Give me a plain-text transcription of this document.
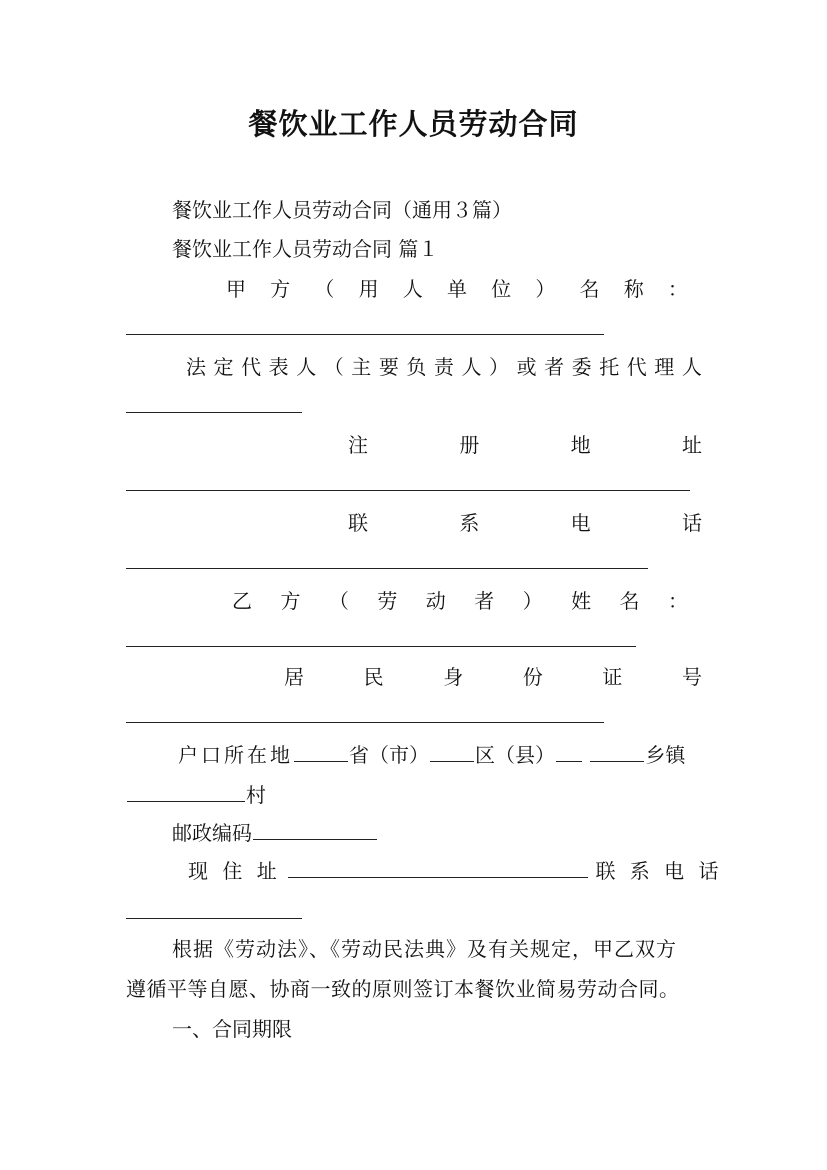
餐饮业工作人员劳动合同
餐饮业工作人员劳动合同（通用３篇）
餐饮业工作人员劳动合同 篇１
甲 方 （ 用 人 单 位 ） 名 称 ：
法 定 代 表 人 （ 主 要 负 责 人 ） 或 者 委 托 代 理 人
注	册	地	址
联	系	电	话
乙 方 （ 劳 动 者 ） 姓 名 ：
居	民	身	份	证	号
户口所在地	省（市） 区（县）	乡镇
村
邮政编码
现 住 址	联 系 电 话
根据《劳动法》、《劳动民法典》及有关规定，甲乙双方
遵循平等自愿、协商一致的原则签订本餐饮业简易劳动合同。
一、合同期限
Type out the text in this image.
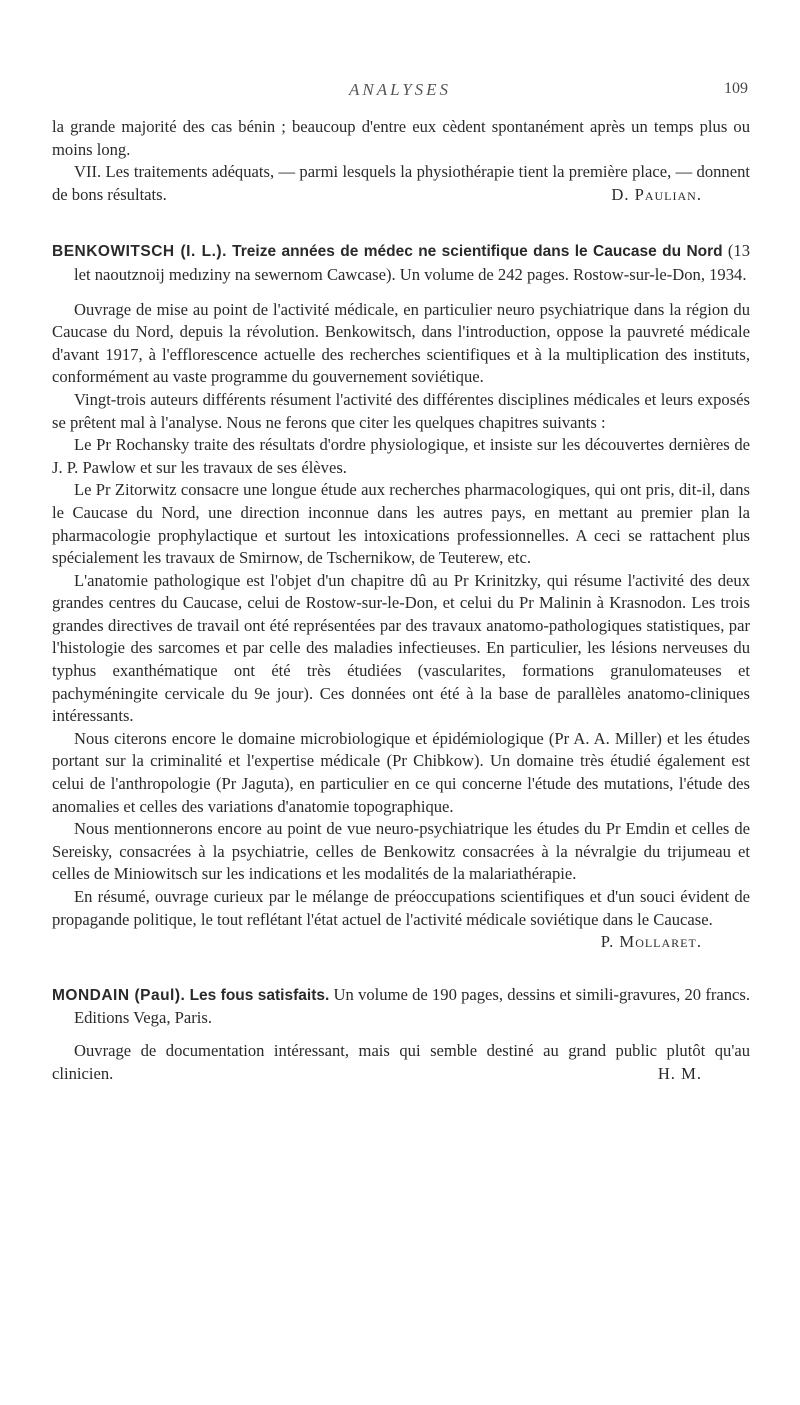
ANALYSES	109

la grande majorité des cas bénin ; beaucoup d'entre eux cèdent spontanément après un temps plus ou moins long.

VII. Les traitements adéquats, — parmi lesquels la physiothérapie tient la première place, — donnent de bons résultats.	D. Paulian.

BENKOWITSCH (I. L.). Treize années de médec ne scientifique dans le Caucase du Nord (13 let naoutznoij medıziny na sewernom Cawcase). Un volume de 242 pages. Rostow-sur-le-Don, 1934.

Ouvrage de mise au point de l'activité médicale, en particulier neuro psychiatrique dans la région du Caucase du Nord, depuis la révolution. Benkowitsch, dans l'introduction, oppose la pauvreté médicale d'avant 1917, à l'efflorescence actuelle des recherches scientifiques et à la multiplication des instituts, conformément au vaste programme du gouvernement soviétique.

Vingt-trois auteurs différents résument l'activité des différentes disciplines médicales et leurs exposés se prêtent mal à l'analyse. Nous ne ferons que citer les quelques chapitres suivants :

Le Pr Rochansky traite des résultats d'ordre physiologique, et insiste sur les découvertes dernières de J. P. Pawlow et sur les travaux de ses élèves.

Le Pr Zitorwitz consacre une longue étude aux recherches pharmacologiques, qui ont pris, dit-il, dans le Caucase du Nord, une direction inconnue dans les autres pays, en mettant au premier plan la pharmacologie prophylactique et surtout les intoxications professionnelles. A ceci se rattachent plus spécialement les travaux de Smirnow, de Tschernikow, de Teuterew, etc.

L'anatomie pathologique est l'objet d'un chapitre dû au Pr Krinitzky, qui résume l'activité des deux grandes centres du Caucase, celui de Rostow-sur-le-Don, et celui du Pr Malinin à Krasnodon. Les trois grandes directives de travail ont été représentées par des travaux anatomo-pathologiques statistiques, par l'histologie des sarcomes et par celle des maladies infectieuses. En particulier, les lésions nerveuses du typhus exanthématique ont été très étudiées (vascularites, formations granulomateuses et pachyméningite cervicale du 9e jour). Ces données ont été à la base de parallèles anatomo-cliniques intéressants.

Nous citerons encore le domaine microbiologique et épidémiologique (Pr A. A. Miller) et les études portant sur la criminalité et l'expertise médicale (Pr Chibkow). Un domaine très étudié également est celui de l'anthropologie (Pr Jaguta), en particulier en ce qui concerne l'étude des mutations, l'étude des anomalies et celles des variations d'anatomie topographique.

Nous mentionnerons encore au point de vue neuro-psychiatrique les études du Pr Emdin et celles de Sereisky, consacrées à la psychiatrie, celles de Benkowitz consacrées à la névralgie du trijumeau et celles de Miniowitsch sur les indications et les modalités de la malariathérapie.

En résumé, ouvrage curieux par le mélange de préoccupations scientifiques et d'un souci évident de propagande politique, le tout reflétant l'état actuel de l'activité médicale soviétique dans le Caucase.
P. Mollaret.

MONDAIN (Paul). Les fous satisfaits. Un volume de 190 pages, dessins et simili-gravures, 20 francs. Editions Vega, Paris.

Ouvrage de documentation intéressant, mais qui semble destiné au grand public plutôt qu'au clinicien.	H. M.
· · · · ·
** Set exercise **
State the number of lines in this listing that contain the string "études", and add nothing else.

** The reply **
2